(Data excerpts)
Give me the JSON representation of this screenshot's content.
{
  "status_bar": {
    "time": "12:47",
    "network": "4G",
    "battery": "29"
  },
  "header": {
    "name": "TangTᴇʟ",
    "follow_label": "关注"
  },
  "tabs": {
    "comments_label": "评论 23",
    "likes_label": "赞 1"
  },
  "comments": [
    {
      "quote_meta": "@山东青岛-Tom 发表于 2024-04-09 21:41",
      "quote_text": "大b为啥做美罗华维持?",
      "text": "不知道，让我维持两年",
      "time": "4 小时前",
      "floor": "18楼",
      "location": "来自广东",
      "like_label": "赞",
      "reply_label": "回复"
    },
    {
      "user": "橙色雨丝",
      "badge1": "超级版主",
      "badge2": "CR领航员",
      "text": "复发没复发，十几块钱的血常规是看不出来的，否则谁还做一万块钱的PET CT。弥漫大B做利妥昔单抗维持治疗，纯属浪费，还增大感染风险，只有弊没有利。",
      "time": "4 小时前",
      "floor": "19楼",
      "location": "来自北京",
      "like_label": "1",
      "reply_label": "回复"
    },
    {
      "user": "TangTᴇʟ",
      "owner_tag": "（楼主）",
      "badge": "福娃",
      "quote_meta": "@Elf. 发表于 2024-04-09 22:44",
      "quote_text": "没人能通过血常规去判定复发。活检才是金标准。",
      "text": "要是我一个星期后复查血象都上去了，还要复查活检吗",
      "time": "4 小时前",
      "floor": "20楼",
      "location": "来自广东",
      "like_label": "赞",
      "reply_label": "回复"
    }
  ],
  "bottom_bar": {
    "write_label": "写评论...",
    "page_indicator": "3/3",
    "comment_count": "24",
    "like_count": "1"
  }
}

▸ SHORT TASK
Repeat the material above in full, exactly as it stands.

▸ TASK RESPONSE
Give me the JSON representation of this screenshot's content.
{
  "status_bar": {
    "time": "12:47",
    "network": "4G",
    "battery": "29"
  },
  "header": {
    "name": "TangTᴇʟ",
    "follow_label": "关注"
  },
  "tabs": {
    "comments_label": "评论 23",
    "likes_label": "赞 1"
  },
  "comments": [
    {
      "quote_meta": "@山东青岛-Tom 发表于 2024-04-09 21:41",
      "quote_text": "大b为啥做美罗华维持?",
      "text": "不知道，让我维持两年",
      "time": "4 小时前",
      "floor": "18楼",
      "location": "来自广东",
      "like_label": "赞",
      "reply_label": "回复"
    },
    {
      "user": "橙色雨丝",
      "badge1": "超级版主",
      "badge2": "CR领航员",
      "text": "复发没复发，十几块钱的血常规是看不出来的，否则谁还做一万块钱的PET CT。弥漫大B做利妥昔单抗维持治疗，纯属浪费，还增大感染风险，只有弊没有利。",
      "time": "4 小时前",
      "floor": "19楼",
      "location": "来自北京",
      "like_label": "1",
      "reply_label": "回复"
    },
    {
      "user": "TangTᴇʟ",
      "owner_tag": "（楼主）",
      "badge": "福娃",
      "quote_meta": "@Elf. 发表于 2024-04-09 22:44",
      "quote_text": "没人能通过血常规去判定复发。活检才是金标准。",
      "text": "要是我一个星期后复查血象都上去了，还要复查活检吗",
      "time": "4 小时前",
      "floor": "20楼",
      "location": "来自广东",
      "like_label": "赞",
      "reply_label": "回复"
    }
  ],
  "bottom_bar": {
    "write_label": "写评论...",
    "page_indicator": "3/3",
    "comment_count": "24",
    "like_count": "1"
  }
}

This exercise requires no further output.